**EXERCISE DESCRIPTION**. Return the lines of the listing that start with the line containing "data-label: 94.39 xyxy=(538,286,592,310)" and go on through the line containing "Decompose this screenshot", reproducing each one unchanged.

Dataset items:
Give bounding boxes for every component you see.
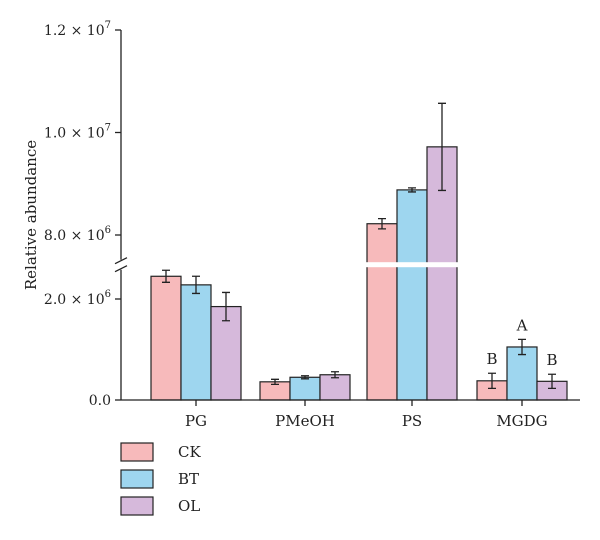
legend-label-ck: CK bbox=[178, 443, 201, 461]
bar-ps-bt bbox=[396, 189, 428, 401]
y-tick-label-base: 8.0 × 10 bbox=[44, 228, 105, 244]
axis-break-gap bbox=[129, 262, 580, 268]
x-tick-label: PG bbox=[185, 412, 207, 430]
error-bar-ps-bt bbox=[408, 187, 416, 193]
bar-mgdg-bt bbox=[506, 346, 538, 401]
y-tick-label-exponent: 6 bbox=[105, 225, 111, 236]
error-bar-pmeoh-ol bbox=[331, 371, 339, 379]
error-bar-pg-ol bbox=[222, 291, 230, 322]
axis-break-mark-bottom bbox=[114, 265, 128, 273]
error-bar-pg-ck bbox=[162, 269, 170, 283]
x-tick-label: MGDG bbox=[496, 412, 547, 430]
bar-pg-bt bbox=[180, 284, 212, 401]
y-tick-label: 2.0 × 106 bbox=[44, 289, 111, 308]
y-tick-label-exponent: 7 bbox=[105, 20, 111, 31]
y-tick-label: 1.2 × 107 bbox=[44, 20, 111, 39]
y-axis-title: Relative abundance bbox=[22, 140, 40, 290]
legend-swatch-ol bbox=[120, 496, 154, 516]
y-tick-label: 1.0 × 107 bbox=[44, 123, 111, 142]
significance-label: B bbox=[486, 350, 497, 368]
legend-label-bt: BT bbox=[178, 470, 199, 488]
error-bar-mgdg-ck bbox=[488, 372, 496, 390]
error-bar-mgdg-bt bbox=[518, 338, 526, 356]
error-bar-pg-bt bbox=[192, 275, 200, 295]
error-bar-mgdg-ol bbox=[548, 373, 556, 390]
bar-pg-ck bbox=[150, 275, 182, 401]
legend-swatch-ck bbox=[120, 442, 154, 462]
bar-pmeoh-bt bbox=[289, 376, 321, 401]
axes-layer bbox=[114, 29, 580, 406]
error-bar-pmeoh-ck bbox=[271, 378, 279, 385]
x-tick-label: PS bbox=[402, 412, 422, 430]
y-tick-label-base: 1.0 × 10 bbox=[44, 126, 105, 142]
y-tick-label: 0.0 bbox=[89, 393, 111, 409]
y-tick-label: 8.0 × 106 bbox=[44, 225, 111, 244]
error-bar-ps-ck bbox=[378, 217, 386, 230]
bar-ps-ck bbox=[366, 223, 398, 401]
significance-label: A bbox=[516, 316, 528, 334]
legend-label-ol: OL bbox=[178, 497, 200, 515]
bar-pmeoh-ol bbox=[319, 374, 351, 401]
error-bar-pmeoh-bt bbox=[301, 375, 309, 380]
y-tick-label-base: 1.2 × 10 bbox=[44, 23, 105, 39]
legend: CK BT OL bbox=[120, 442, 201, 516]
axis-break-mark-top bbox=[114, 257, 128, 265]
bars-layer bbox=[129, 102, 580, 401]
legend-swatch-bt bbox=[120, 469, 154, 489]
error-bar-ps-ol bbox=[438, 102, 446, 192]
x-tick-label: PMeOH bbox=[275, 412, 335, 430]
y-tick-label-exponent: 6 bbox=[105, 289, 111, 300]
y-tick-label-base: 2.0 × 10 bbox=[44, 292, 105, 308]
significance-label: B bbox=[546, 351, 557, 369]
y-tick-label-exponent: 7 bbox=[105, 123, 111, 134]
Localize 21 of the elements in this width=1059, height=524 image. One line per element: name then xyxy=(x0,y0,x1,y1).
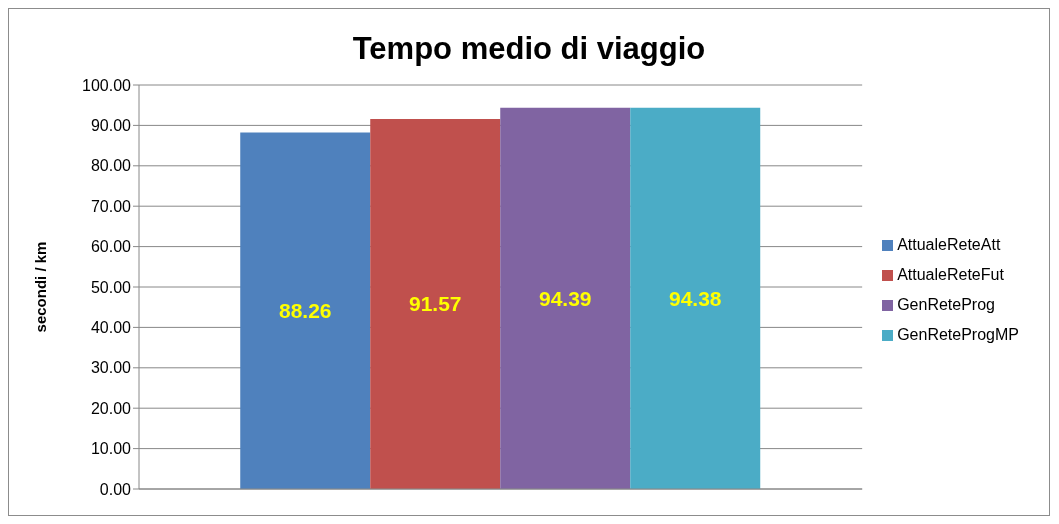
data-label: 94.39 xyxy=(538,286,592,310)
data-label: 94.38 xyxy=(668,286,722,310)
legend-label: AttualeReteFut xyxy=(897,266,1004,283)
chart-title: Tempo medio di viaggio xyxy=(351,31,707,68)
y-tick-label: 50.00 xyxy=(90,278,132,296)
y-tick-label: 80.00 xyxy=(90,157,132,175)
legend-label: GenReteProg xyxy=(897,296,995,313)
y-tick-label: 0.00 xyxy=(99,480,132,498)
y-tick-label: 30.00 xyxy=(90,359,132,377)
data-label: 91.57 xyxy=(408,292,462,316)
data-label: 88.26 xyxy=(278,299,332,323)
y-tick-label: 90.00 xyxy=(90,117,132,135)
legend-label: AttualeReteAtt xyxy=(897,236,1001,253)
y-tick-label: 100.00 xyxy=(82,76,132,94)
y-tick-label: 20.00 xyxy=(90,399,132,417)
y-tick-label: 40.00 xyxy=(90,319,132,337)
y-tick-label: 70.00 xyxy=(90,197,132,215)
y-axis-title: secondi / km xyxy=(32,241,50,333)
legend-label: GenReteProgMP xyxy=(897,326,1019,343)
y-tick-label: 10.00 xyxy=(90,440,132,458)
y-tick-label: 60.00 xyxy=(90,238,132,256)
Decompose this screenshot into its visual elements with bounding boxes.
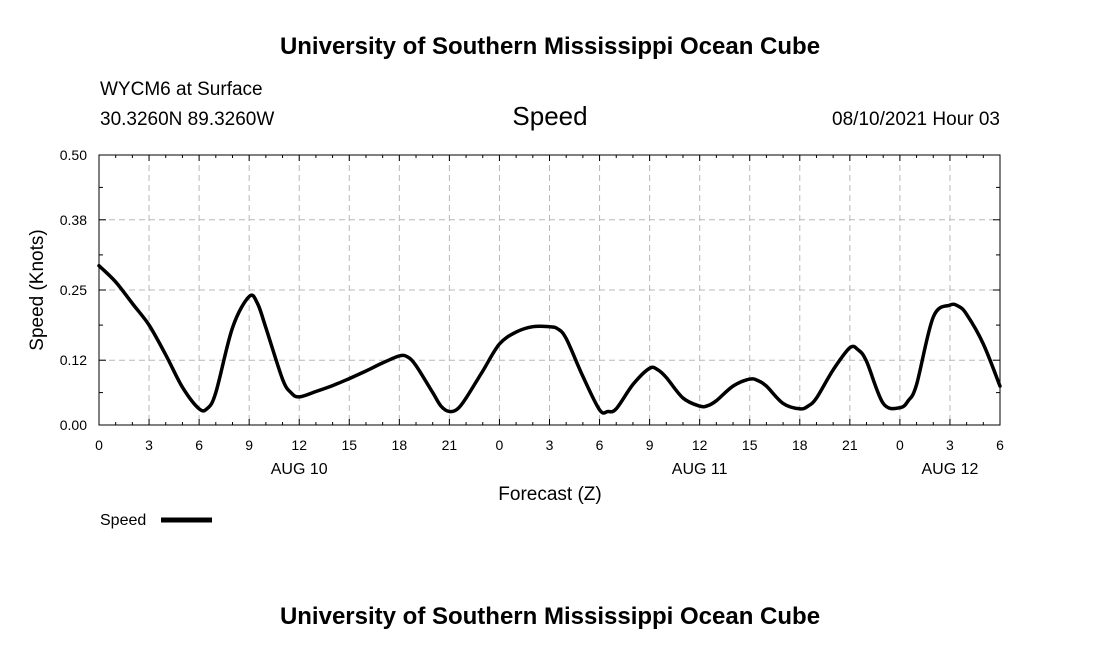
chart-title-bottom: University of Southern Mississippi Ocean… — [280, 603, 820, 630]
x-tick-label: 3 — [546, 437, 554, 453]
y-tick-label: 0.38 — [60, 212, 87, 228]
series-group — [97, 263, 1002, 415]
x-tick-label: 12 — [291, 437, 307, 453]
x-tick-label: 9 — [646, 437, 654, 453]
y-tick-labels: 0.00 0.12 0.25 0.38 0.50 — [60, 147, 87, 433]
day-label: AUG 10 — [271, 461, 328, 478]
x-tick-label: 6 — [996, 437, 1004, 453]
x-tick-label: 0 — [896, 437, 904, 453]
day-label: AUG 12 — [921, 461, 978, 478]
chart-title-top: University of Southern Mississippi Ocean… — [280, 33, 820, 60]
x-tick-label: 6 — [195, 437, 203, 453]
day-label: AUG 11 — [672, 461, 728, 478]
y-tick-label: 0.12 — [60, 352, 87, 368]
x-tick-label: 9 — [245, 437, 253, 453]
grid-lines — [99, 155, 1000, 425]
location-label: 30.3260N 89.3260W — [100, 109, 274, 130]
axis-ticks — [98, 154, 1001, 426]
x-tick-labels: 0 3 6 9 12 15 18 21 0 3 6 9 12 15 18 21 0 3 6 — [95, 437, 1004, 453]
y-axis-label: Speed (Knots) — [27, 229, 48, 350]
x-tick-label: 6 — [596, 437, 604, 453]
x-tick-label: 3 — [145, 437, 153, 453]
series-line-speed — [97, 263, 1002, 415]
x-tick-label: 0 — [95, 437, 103, 453]
timestamp-label: 08/10/2021 Hour 03 — [832, 109, 1000, 130]
legend-label: Speed — [100, 512, 146, 529]
x-tick-label: 18 — [392, 437, 408, 453]
x-tick-label: 12 — [692, 437, 708, 453]
x-tick-label: 21 — [442, 437, 458, 453]
x-tick-label: 21 — [842, 437, 858, 453]
y-tick-label: 0.25 — [60, 282, 87, 298]
x-tick-label: 0 — [496, 437, 504, 453]
variable-title: Speed — [512, 101, 587, 131]
x-tick-label: 18 — [792, 437, 808, 453]
x-axis-label: Forecast (Z) — [498, 484, 601, 505]
y-tick-label: 0.00 — [60, 417, 87, 433]
day-labels: AUG 10 AUG 11 AUG 12 — [271, 461, 979, 478]
x-tick-label: 15 — [341, 437, 357, 453]
y-tick-label: 0.50 — [60, 147, 87, 163]
x-tick-label: 3 — [946, 437, 954, 453]
station-label: WYCM6 at Surface — [100, 79, 263, 100]
x-tick-label: 15 — [742, 437, 758, 453]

**WORKED SOLUTION**.
data-label: 94.39 xyxy=(538,286,592,310)
data-label: 94.38 xyxy=(668,286,722,310)
legend-label: AttualeReteFut xyxy=(897,266,1004,283)
chart-title: Tempo medio di viaggio xyxy=(351,31,707,68)
y-tick-label: 50.00 xyxy=(90,278,132,296)
y-tick-label: 80.00 xyxy=(90,157,132,175)
legend-label: GenReteProg xyxy=(897,296,995,313)
y-tick-label: 0.00 xyxy=(99,480,132,498)
y-tick-label: 30.00 xyxy=(90,359,132,377)
data-label: 91.57 xyxy=(408,292,462,316)
data-label: 88.26 xyxy=(278,299,332,323)
y-tick-label: 90.00 xyxy=(90,117,132,135)
legend-label: AttualeReteAtt xyxy=(897,236,1001,253)
y-tick-label: 100.00 xyxy=(82,76,132,94)
y-tick-label: 20.00 xyxy=(90,399,132,417)
y-tick-label: 40.00 xyxy=(90,319,132,337)
y-tick-label: 70.00 xyxy=(90,197,132,215)
y-axis-title: secondi / km xyxy=(32,241,50,333)
legend-label: GenReteProgMP xyxy=(897,326,1019,343)
y-tick-label: 10.00 xyxy=(90,440,132,458)
y-tick-label: 60.00 xyxy=(90,238,132,256)
Decompose this screenshot into its visual elements with bounding boxes.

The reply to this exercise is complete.